(Source records)

_ _ _

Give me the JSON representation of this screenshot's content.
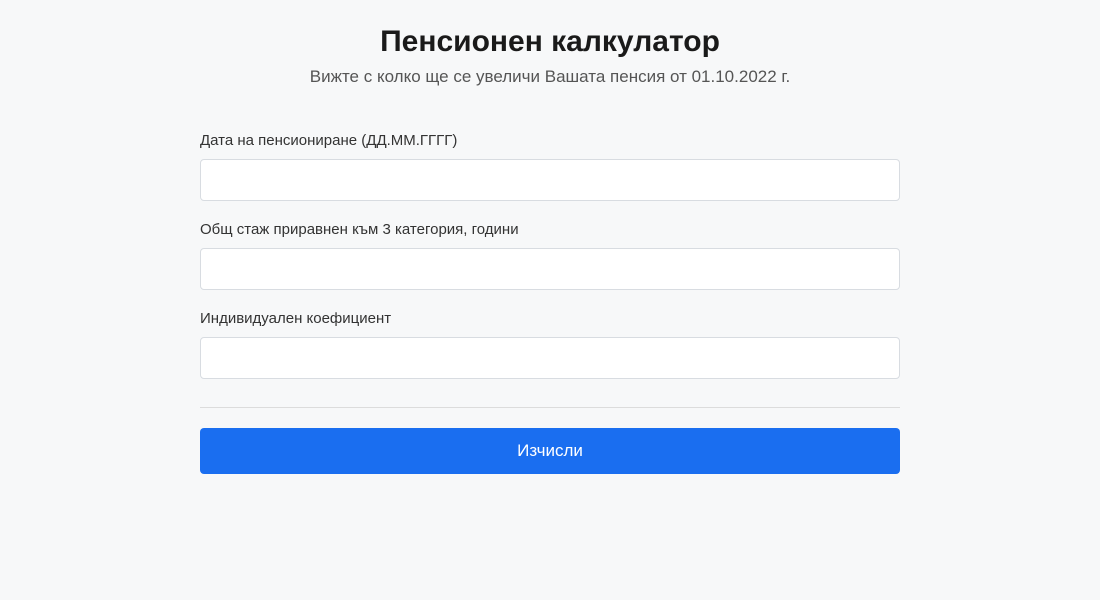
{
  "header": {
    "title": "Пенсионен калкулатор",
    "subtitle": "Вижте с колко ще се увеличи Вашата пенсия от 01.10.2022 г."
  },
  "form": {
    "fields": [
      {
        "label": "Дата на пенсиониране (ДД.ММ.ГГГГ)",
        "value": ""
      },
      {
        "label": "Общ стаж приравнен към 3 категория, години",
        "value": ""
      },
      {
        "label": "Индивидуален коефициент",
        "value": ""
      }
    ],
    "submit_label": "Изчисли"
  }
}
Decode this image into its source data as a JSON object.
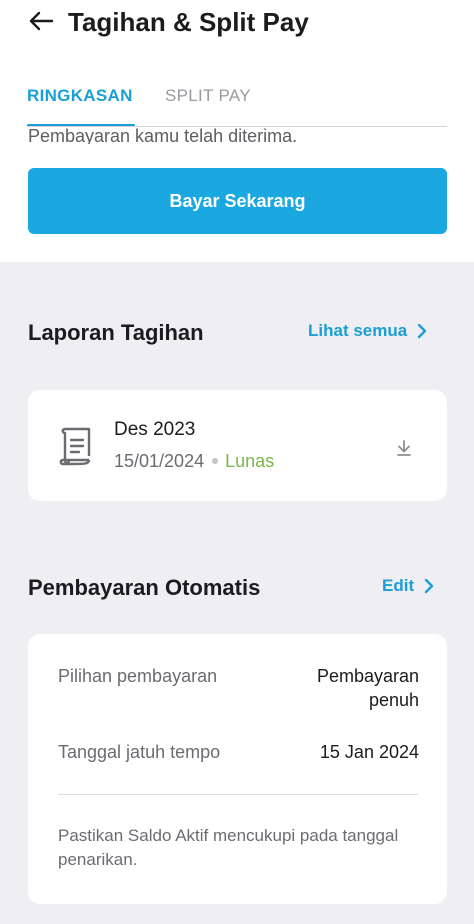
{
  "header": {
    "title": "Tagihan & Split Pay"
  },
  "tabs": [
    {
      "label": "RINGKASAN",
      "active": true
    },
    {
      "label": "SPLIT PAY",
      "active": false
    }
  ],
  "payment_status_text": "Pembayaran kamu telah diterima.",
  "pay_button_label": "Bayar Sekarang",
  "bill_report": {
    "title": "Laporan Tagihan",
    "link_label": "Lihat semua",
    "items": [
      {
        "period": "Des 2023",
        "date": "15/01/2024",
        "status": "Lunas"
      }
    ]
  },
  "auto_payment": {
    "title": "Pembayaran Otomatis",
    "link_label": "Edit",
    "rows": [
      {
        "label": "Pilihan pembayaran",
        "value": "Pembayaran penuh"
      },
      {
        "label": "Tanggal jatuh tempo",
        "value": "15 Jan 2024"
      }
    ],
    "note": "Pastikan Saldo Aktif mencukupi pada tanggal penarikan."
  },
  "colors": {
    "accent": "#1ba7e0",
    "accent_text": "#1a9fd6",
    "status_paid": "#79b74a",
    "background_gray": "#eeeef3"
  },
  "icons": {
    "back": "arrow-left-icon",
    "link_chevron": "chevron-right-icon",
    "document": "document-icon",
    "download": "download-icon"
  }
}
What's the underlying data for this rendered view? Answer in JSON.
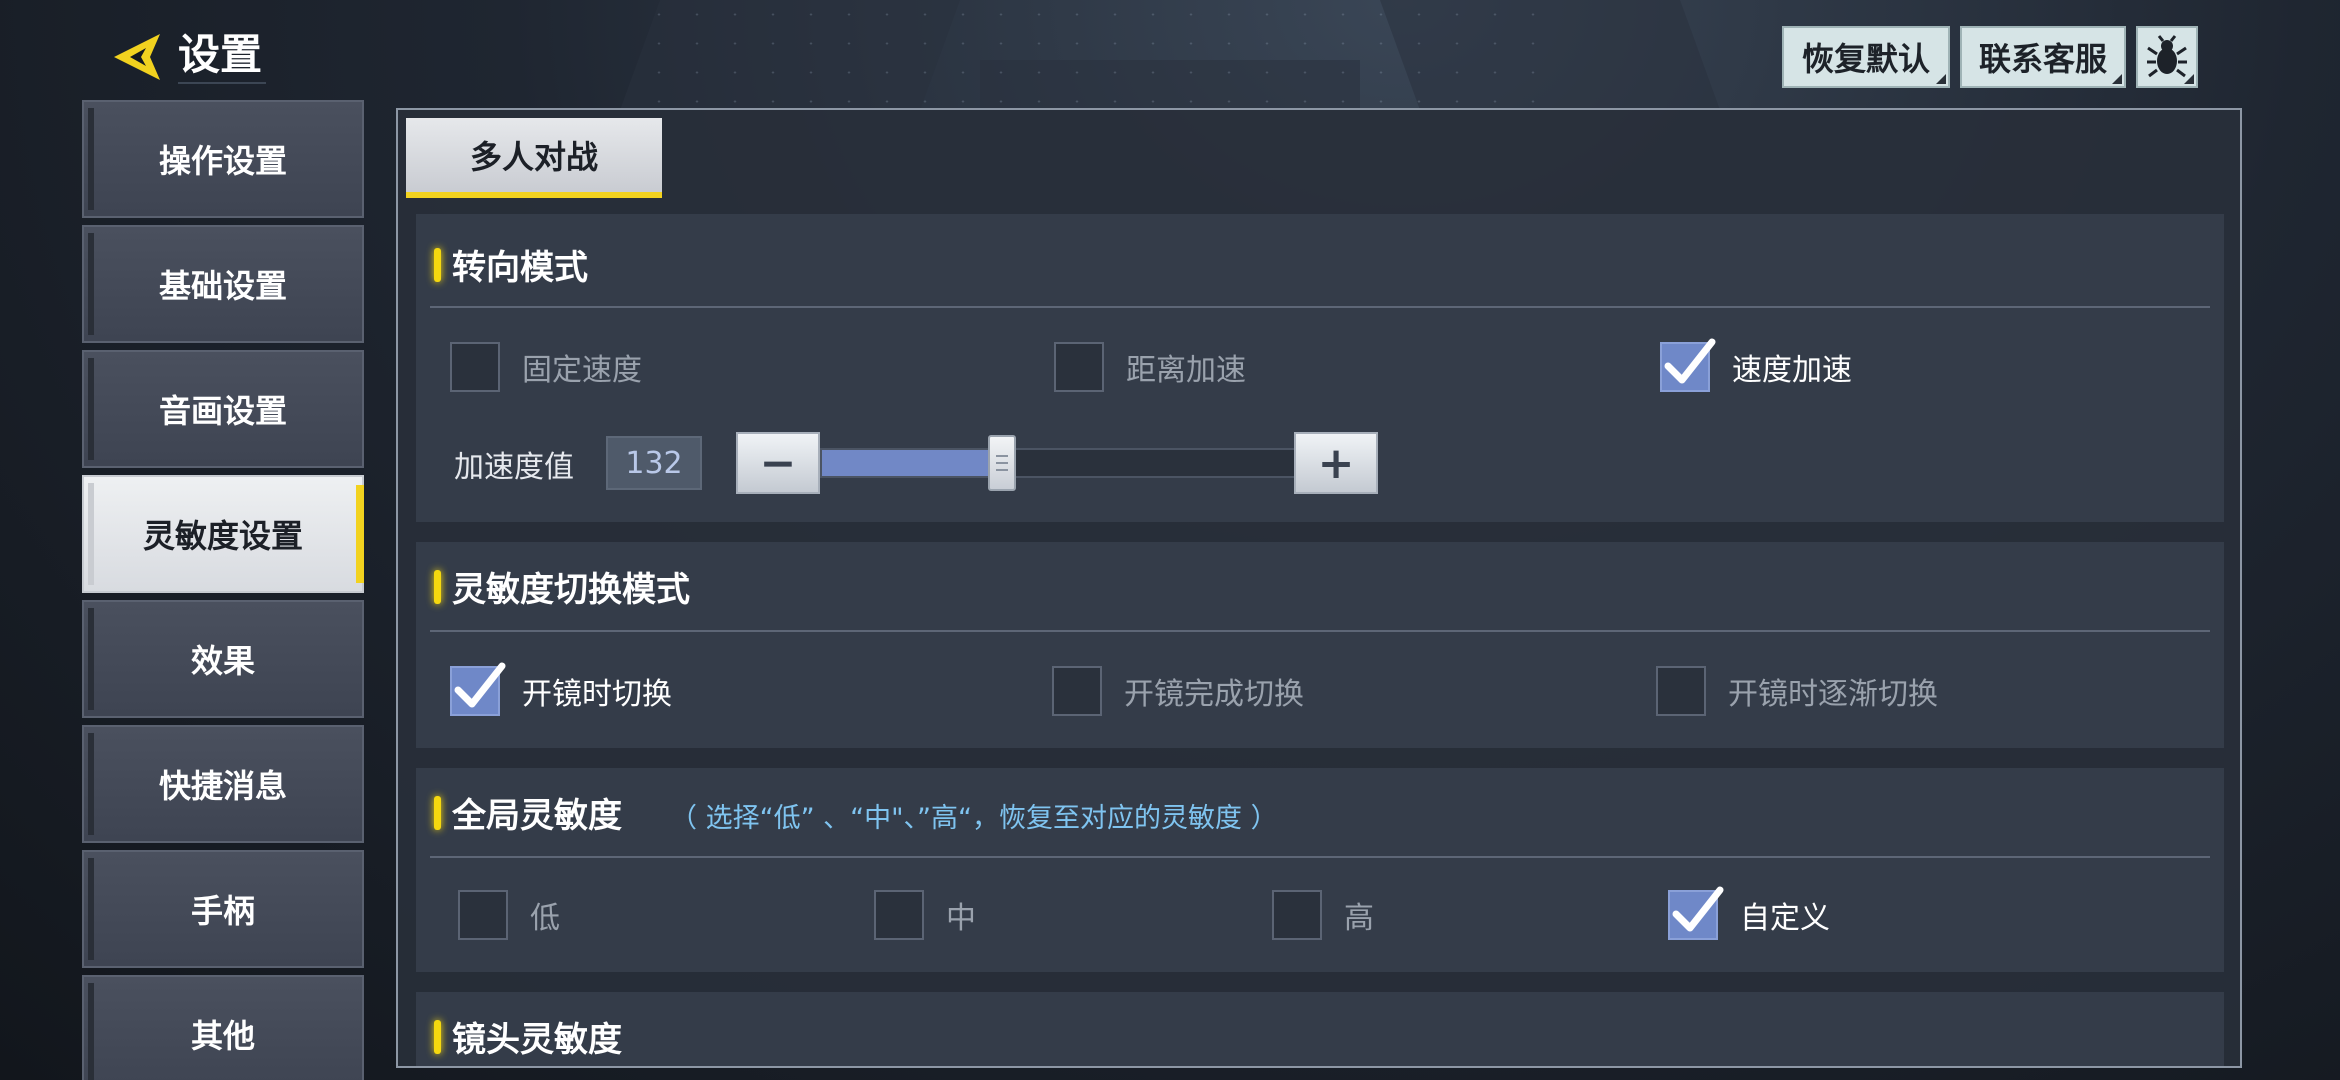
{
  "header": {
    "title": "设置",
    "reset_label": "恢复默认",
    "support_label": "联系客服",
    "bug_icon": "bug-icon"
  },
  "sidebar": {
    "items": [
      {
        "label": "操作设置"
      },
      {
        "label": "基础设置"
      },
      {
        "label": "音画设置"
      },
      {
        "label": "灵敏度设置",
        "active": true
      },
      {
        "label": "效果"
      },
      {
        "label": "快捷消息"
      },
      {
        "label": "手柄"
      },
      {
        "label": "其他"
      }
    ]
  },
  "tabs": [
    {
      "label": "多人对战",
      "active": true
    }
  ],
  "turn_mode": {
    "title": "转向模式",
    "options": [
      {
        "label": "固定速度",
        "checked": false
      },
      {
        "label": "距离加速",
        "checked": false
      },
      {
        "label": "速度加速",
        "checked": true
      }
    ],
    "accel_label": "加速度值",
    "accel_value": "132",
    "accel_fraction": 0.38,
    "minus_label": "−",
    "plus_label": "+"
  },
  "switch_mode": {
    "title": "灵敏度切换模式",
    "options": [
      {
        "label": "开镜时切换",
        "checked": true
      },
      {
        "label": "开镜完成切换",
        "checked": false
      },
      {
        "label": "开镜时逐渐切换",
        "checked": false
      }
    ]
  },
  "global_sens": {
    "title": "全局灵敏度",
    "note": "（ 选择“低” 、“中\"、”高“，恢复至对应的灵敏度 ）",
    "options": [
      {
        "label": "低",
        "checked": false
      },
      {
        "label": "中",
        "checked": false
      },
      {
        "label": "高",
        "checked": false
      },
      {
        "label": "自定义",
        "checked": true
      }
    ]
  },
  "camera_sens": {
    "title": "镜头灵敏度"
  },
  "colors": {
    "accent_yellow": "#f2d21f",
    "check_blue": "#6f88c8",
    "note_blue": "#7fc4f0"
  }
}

_ _ _

### What you should do
Output the lines above in full and exactly as given, omitting any pictures.

### Complete response
Give me the JSON representation of this screenshot's content.
{
  "header": {
    "title": "Пенсионен калкулатор",
    "subtitle": "Вижте с колко ще се увеличи Вашата пенсия от 01.10.2022 г."
  },
  "form": {
    "fields": [
      {
        "label": "Дата на пенсиониране (ДД.ММ.ГГГГ)",
        "value": ""
      },
      {
        "label": "Общ стаж приравнен към 3 категория, години",
        "value": ""
      },
      {
        "label": "Индивидуален коефициент",
        "value": ""
      }
    ],
    "submit_label": "Изчисли"
  }
}
Decode this image into its source data as a JSON object.
{
  "header": {
    "title": "Tagihan & Split Pay"
  },
  "tabs": [
    {
      "label": "RINGKASAN",
      "active": true
    },
    {
      "label": "SPLIT PAY",
      "active": false
    }
  ],
  "payment_status_text": "Pembayaran kamu telah diterima.",
  "pay_button_label": "Bayar Sekarang",
  "bill_report": {
    "title": "Laporan Tagihan",
    "link_label": "Lihat semua",
    "items": [
      {
        "period": "Des 2023",
        "date": "15/01/2024",
        "status": "Lunas"
      }
    ]
  },
  "auto_payment": {
    "title": "Pembayaran Otomatis",
    "link_label": "Edit",
    "rows": [
      {
        "label": "Pilihan pembayaran",
        "value": "Pembayaran penuh"
      },
      {
        "label": "Tanggal jatuh tempo",
        "value": "15 Jan 2024"
      }
    ],
    "note": "Pastikan Saldo Aktif mencukupi pada tanggal penarikan."
  },
  "colors": {
    "accent": "#1ba7e0",
    "accent_text": "#1a9fd6",
    "status_paid": "#79b74a",
    "background_gray": "#eeeef3"
  },
  "icons": {
    "back": "arrow-left-icon",
    "link_chevron": "chevron-right-icon",
    "document": "document-icon",
    "download": "download-icon"
  }
}
What's the underlying data for this rendered view? Answer in JSON.
{
  "header": {
    "title": "设置",
    "reset_label": "恢复默认",
    "support_label": "联系客服",
    "bug_icon": "bug-icon"
  },
  "sidebar": {
    "items": [
      {
        "label": "操作设置"
      },
      {
        "label": "基础设置"
      },
      {
        "label": "音画设置"
      },
      {
        "label": "灵敏度设置",
        "active": true
      },
      {
        "label": "效果"
      },
      {
        "label": "快捷消息"
      },
      {
        "label": "手柄"
      },
      {
        "label": "其他"
      }
    ]
  },
  "tabs": [
    {
      "label": "多人对战",
      "active": true
    }
  ],
  "turn_mode": {
    "title": "转向模式",
    "options": [
      {
        "label": "固定速度",
        "checked": false
      },
      {
        "label": "距离加速",
        "checked": false
      },
      {
        "label": "速度加速",
        "checked": true
      }
    ],
    "accel_label": "加速度值",
    "accel_value": "132",
    "accel_fraction": 0.38,
    "minus_label": "−",
    "plus_label": "+"
  },
  "switch_mode": {
    "title": "灵敏度切换模式",
    "options": [
      {
        "label": "开镜时切换",
        "checked": true
      },
      {
        "label": "开镜完成切换",
        "checked": false
      },
      {
        "label": "开镜时逐渐切换",
        "checked": false
      }
    ]
  },
  "global_sens": {
    "title": "全局灵敏度",
    "note": "（ 选择“低” 、“中\"、”高“，恢复至对应的灵敏度 ）",
    "options": [
      {
        "label": "低",
        "checked": false
      },
      {
        "label": "中",
        "checked": false
      },
      {
        "label": "高",
        "checked": false
      },
      {
        "label": "自定义",
        "checked": true
      }
    ]
  },
  "camera_sens": {
    "title": "镜头灵敏度"
  },
  "colors": {
    "accent_yellow": "#f2d21f",
    "check_blue": "#6f88c8",
    "note_blue": "#7fc4f0"
  }
}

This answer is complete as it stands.